## EXERCISE
Repeat the material verbatim. Images are excluded from the copy.

------ SUPPLIED ENTRIES ------

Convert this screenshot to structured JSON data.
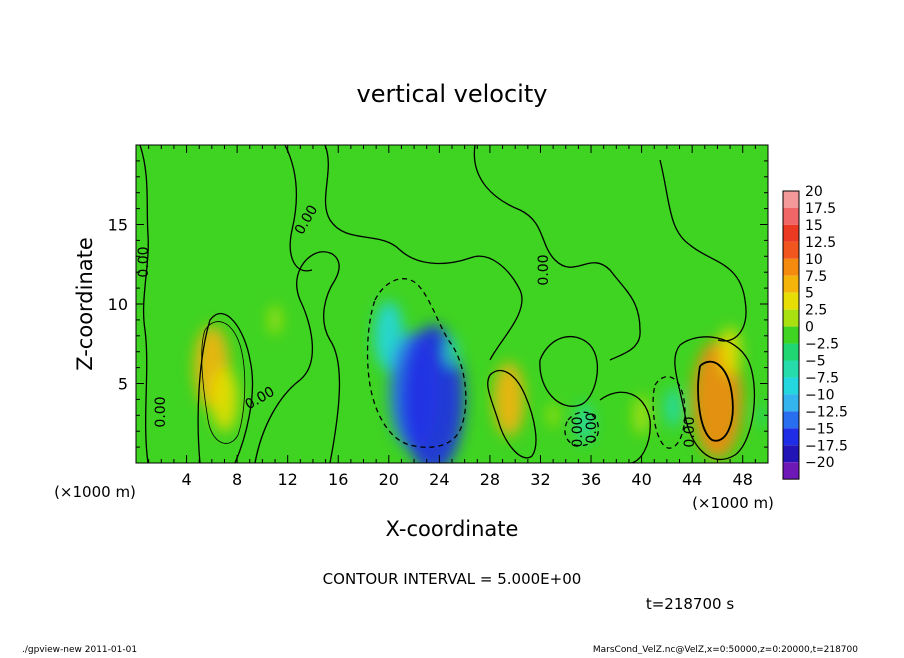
{
  "chart_data": {
    "type": "heatmap",
    "title": "vertical velocity",
    "xlabel": "X-coordinate",
    "ylabel": "Z-coordinate",
    "x_unit": "(×1000 m)",
    "y_unit": "(×1000 m)",
    "xlim": [
      0,
      50
    ],
    "ylim": [
      0,
      20
    ],
    "x_ticks": [
      4,
      8,
      12,
      16,
      20,
      24,
      28,
      32,
      36,
      40,
      44,
      48
    ],
    "y_ticks": [
      5,
      10,
      15
    ],
    "grid": false,
    "colorbar": {
      "labels": [
        "20",
        "17.5",
        "15",
        "12.5",
        "10",
        "7.5",
        "5",
        "2.5",
        "0",
        "−2.5",
        "−5",
        "−7.5",
        "−10",
        "−12.5",
        "−15",
        "−17.5",
        "−20"
      ],
      "levels": [
        20,
        17.5,
        15,
        12.5,
        10,
        7.5,
        5,
        2.5,
        0,
        -2.5,
        -5,
        -7.5,
        -10,
        -12.5,
        -15,
        -17.5
      ],
      "colors": [
        "#f49999",
        "#f06666",
        "#ec3a22",
        "#f0561e",
        "#f48a0e",
        "#f5b409",
        "#e6de04",
        "#a8e010",
        "#3fd322",
        "#20d672",
        "#26dcaa",
        "#24d6de",
        "#34b4ee",
        "#2a6ef0",
        "#1f2ee6",
        "#2314b8",
        "#6e18b8"
      ]
    },
    "cells": [
      {
        "x": 6,
        "z": 6,
        "value": 8.5
      },
      {
        "x": 7,
        "z": 4,
        "value": 6.5
      },
      {
        "x": 11,
        "z": 9,
        "value": 3
      },
      {
        "x": 20,
        "z": 8,
        "value": -7
      },
      {
        "x": 22,
        "z": 4.5,
        "value": -12
      },
      {
        "x": 23.5,
        "z": 4,
        "value": -15
      },
      {
        "x": 25,
        "z": 7,
        "value": -3
      },
      {
        "x": 29.5,
        "z": 4,
        "value": 7.5
      },
      {
        "x": 33,
        "z": 3,
        "value": 2.5
      },
      {
        "x": 35.5,
        "z": 2.5,
        "value": -4
      },
      {
        "x": 40,
        "z": 3,
        "value": 4
      },
      {
        "x": 42.5,
        "z": 3.5,
        "value": -4
      },
      {
        "x": 46,
        "z": 4,
        "value": 12
      },
      {
        "x": 47,
        "z": 7,
        "value": 5
      },
      {
        "x": 49.5,
        "z": 3,
        "value": -2
      }
    ],
    "contour_labels": [
      "0.00",
      "0.00",
      "0.00",
      "0.00",
      "0.00",
      "0.00",
      "0.00",
      "0.00"
    ]
  },
  "footer": {
    "contour_interval": "CONTOUR INTERVAL = 5.000E+00",
    "time": "t=218700  s",
    "left": "./gpview-new   2011-01-01",
    "right": "MarsCond_VelZ.nc@VelZ,x=0:50000,z=0:20000,t=218700"
  },
  "colors": {
    "background": "#3fd322",
    "contour": "#000000"
  }
}
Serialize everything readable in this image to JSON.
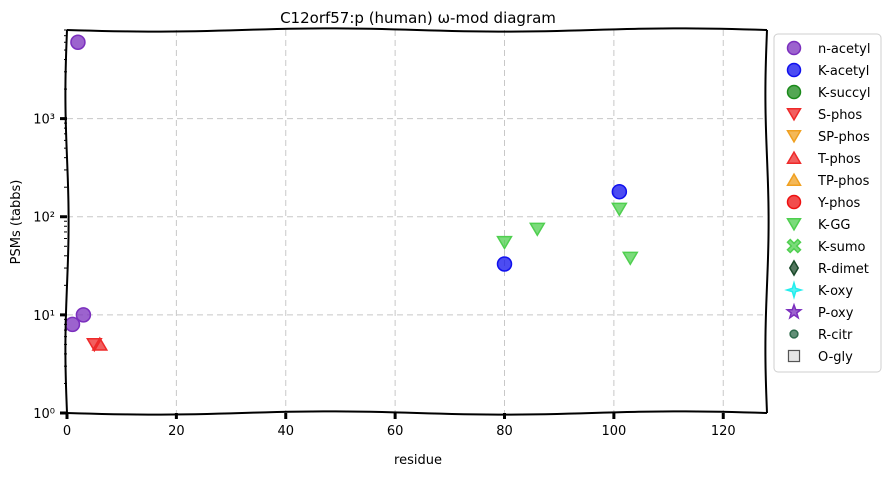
{
  "chart_data": {
    "type": "scatter",
    "title": "C12orf57:p (human) ω-mod diagram",
    "xlabel": "residue",
    "ylabel": "PSMs (tabbs)",
    "xlim": [
      0,
      128
    ],
    "ylim": [
      1,
      8000
    ],
    "yscale": "log",
    "grid": true,
    "legend_position": "right-outside",
    "x_ticks": [
      0,
      20,
      40,
      60,
      80,
      100,
      120
    ],
    "x_tick_labels": [
      "0",
      "20",
      "40",
      "60",
      "80",
      "100",
      "120"
    ],
    "y_ticks": [
      1,
      10,
      100,
      1000
    ],
    "y_tick_labels": [
      "10⁰",
      "10¹",
      "10²",
      "10³"
    ],
    "series": [
      {
        "name": "n-acetyl",
        "marker": "circle",
        "color": "#7b2fbe",
        "points": [
          [
            2,
            6000
          ],
          [
            1,
            8
          ],
          [
            3,
            10
          ]
        ]
      },
      {
        "name": "K-acetyl",
        "marker": "circle",
        "color": "#1010ee",
        "points": [
          [
            80,
            33
          ],
          [
            101,
            180
          ]
        ]
      },
      {
        "name": "K-succyl",
        "marker": "circle",
        "color": "#1a8a1a",
        "points": []
      },
      {
        "name": "S-phos",
        "marker": "triangle-down",
        "color": "#ee2a2a",
        "points": [
          [
            5,
            5
          ]
        ]
      },
      {
        "name": "SP-phos",
        "marker": "triangle-down",
        "color": "#f0a020",
        "points": []
      },
      {
        "name": "T-phos",
        "marker": "triangle-up",
        "color": "#ee2a2a",
        "points": [
          [
            6,
            5
          ]
        ]
      },
      {
        "name": "TP-phos",
        "marker": "triangle-up",
        "color": "#f0a020",
        "points": []
      },
      {
        "name": "Y-phos",
        "marker": "circle",
        "color": "#ee1010",
        "points": []
      },
      {
        "name": "K-GG",
        "marker": "triangle-down",
        "color": "#4fcf4f",
        "points": [
          [
            80,
            55
          ],
          [
            86,
            75
          ],
          [
            101,
            120
          ],
          [
            103,
            38
          ]
        ]
      },
      {
        "name": "K-sumo",
        "marker": "x",
        "color": "#4fcf4f",
        "points": []
      },
      {
        "name": "R-dimet",
        "marker": "diamond",
        "color": "#1a4a2a",
        "points": []
      },
      {
        "name": "K-oxy",
        "marker": "star4",
        "color": "#22eeee",
        "points": []
      },
      {
        "name": "P-oxy",
        "marker": "star",
        "color": "#7b2fbe",
        "points": []
      },
      {
        "name": "R-citr",
        "marker": "small-circle",
        "color": "#2d6a4a",
        "points": []
      },
      {
        "name": "O-gly",
        "marker": "square",
        "color": "#dddddd",
        "points": []
      }
    ]
  }
}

------

## CORRECT ANSWER
Convert this screenshot to structured JSON data.
{
  "chart_data": {
    "type": "heatmap",
    "title": "vertical velocity",
    "xlabel": "X-coordinate",
    "ylabel": "Z-coordinate",
    "x_unit": "(×1000 m)",
    "y_unit": "(×1000 m)",
    "xlim": [
      0,
      50
    ],
    "ylim": [
      0,
      20
    ],
    "x_ticks": [
      4,
      8,
      12,
      16,
      20,
      24,
      28,
      32,
      36,
      40,
      44,
      48
    ],
    "y_ticks": [
      5,
      10,
      15
    ],
    "grid": false,
    "colorbar": {
      "labels": [
        "20",
        "17.5",
        "15",
        "12.5",
        "10",
        "7.5",
        "5",
        "2.5",
        "0",
        "−2.5",
        "−5",
        "−7.5",
        "−10",
        "−12.5",
        "−15",
        "−17.5",
        "−20"
      ],
      "levels": [
        20,
        17.5,
        15,
        12.5,
        10,
        7.5,
        5,
        2.5,
        0,
        -2.5,
        -5,
        -7.5,
        -10,
        -12.5,
        -15,
        -17.5
      ],
      "colors": [
        "#f49999",
        "#f06666",
        "#ec3a22",
        "#f0561e",
        "#f48a0e",
        "#f5b409",
        "#e6de04",
        "#a8e010",
        "#3fd322",
        "#20d672",
        "#26dcaa",
        "#24d6de",
        "#34b4ee",
        "#2a6ef0",
        "#1f2ee6",
        "#2314b8",
        "#6e18b8"
      ]
    },
    "cells": [
      {
        "x": 6,
        "z": 6,
        "value": 8.5
      },
      {
        "x": 7,
        "z": 4,
        "value": 6.5
      },
      {
        "x": 11,
        "z": 9,
        "value": 3
      },
      {
        "x": 20,
        "z": 8,
        "value": -7
      },
      {
        "x": 22,
        "z": 4.5,
        "value": -12
      },
      {
        "x": 23.5,
        "z": 4,
        "value": -15
      },
      {
        "x": 25,
        "z": 7,
        "value": -3
      },
      {
        "x": 29.5,
        "z": 4,
        "value": 7.5
      },
      {
        "x": 33,
        "z": 3,
        "value": 2.5
      },
      {
        "x": 35.5,
        "z": 2.5,
        "value": -4
      },
      {
        "x": 40,
        "z": 3,
        "value": 4
      },
      {
        "x": 42.5,
        "z": 3.5,
        "value": -4
      },
      {
        "x": 46,
        "z": 4,
        "value": 12
      },
      {
        "x": 47,
        "z": 7,
        "value": 5
      },
      {
        "x": 49.5,
        "z": 3,
        "value": -2
      }
    ],
    "contour_labels": [
      "0.00",
      "0.00",
      "0.00",
      "0.00",
      "0.00",
      "0.00",
      "0.00",
      "0.00"
    ]
  },
  "footer": {
    "contour_interval": "CONTOUR INTERVAL = 5.000E+00",
    "time": "t=218700  s",
    "left": "./gpview-new   2011-01-01",
    "right": "MarsCond_VelZ.nc@VelZ,x=0:50000,z=0:20000,t=218700"
  },
  "colors": {
    "background": "#3fd322",
    "contour": "#000000"
  }
}
Serialize everything readable in this image to JSON.
{
  "chart_data": {
    "type": "scatter",
    "title": "C12orf57:p (human) ω-mod diagram",
    "xlabel": "residue",
    "ylabel": "PSMs (tabbs)",
    "xlim": [
      0,
      128
    ],
    "ylim": [
      1,
      8000
    ],
    "yscale": "log",
    "grid": true,
    "legend_position": "right-outside",
    "x_ticks": [
      0,
      20,
      40,
      60,
      80,
      100,
      120
    ],
    "x_tick_labels": [
      "0",
      "20",
      "40",
      "60",
      "80",
      "100",
      "120"
    ],
    "y_ticks": [
      1,
      10,
      100,
      1000
    ],
    "y_tick_labels": [
      "10⁰",
      "10¹",
      "10²",
      "10³"
    ],
    "series": [
      {
        "name": "n-acetyl",
        "marker": "circle",
        "color": "#7b2fbe",
        "points": [
          [
            2,
            6000
          ],
          [
            1,
            8
          ],
          [
            3,
            10
          ]
        ]
      },
      {
        "name": "K-acetyl",
        "marker": "circle",
        "color": "#1010ee",
        "points": [
          [
            80,
            33
          ],
          [
            101,
            180
          ]
        ]
      },
      {
        "name": "K-succyl",
        "marker": "circle",
        "color": "#1a8a1a",
        "points": []
      },
      {
        "name": "S-phos",
        "marker": "triangle-down",
        "color": "#ee2a2a",
        "points": [
          [
            5,
            5
          ]
        ]
      },
      {
        "name": "SP-phos",
        "marker": "triangle-down",
        "color": "#f0a020",
        "points": []
      },
      {
        "name": "T-phos",
        "marker": "triangle-up",
        "color": "#ee2a2a",
        "points": [
          [
            6,
            5
          ]
        ]
      },
      {
        "name": "TP-phos",
        "marker": "triangle-up",
        "color": "#f0a020",
        "points": []
      },
      {
        "name": "Y-phos",
        "marker": "circle",
        "color": "#ee1010",
        "points": []
      },
      {
        "name": "K-GG",
        "marker": "triangle-down",
        "color": "#4fcf4f",
        "points": [
          [
            80,
            55
          ],
          [
            86,
            75
          ],
          [
            101,
            120
          ],
          [
            103,
            38
          ]
        ]
      },
      {
        "name": "K-sumo",
        "marker": "x",
        "color": "#4fcf4f",
        "points": []
      },
      {
        "name": "R-dimet",
        "marker": "diamond",
        "color": "#1a4a2a",
        "points": []
      },
      {
        "name": "K-oxy",
        "marker": "star4",
        "color": "#22eeee",
        "points": []
      },
      {
        "name": "P-oxy",
        "marker": "star",
        "color": "#7b2fbe",
        "points": []
      },
      {
        "name": "R-citr",
        "marker": "small-circle",
        "color": "#2d6a4a",
        "points": []
      },
      {
        "name": "O-gly",
        "marker": "square",
        "color": "#dddddd",
        "points": []
      }
    ]
  }
}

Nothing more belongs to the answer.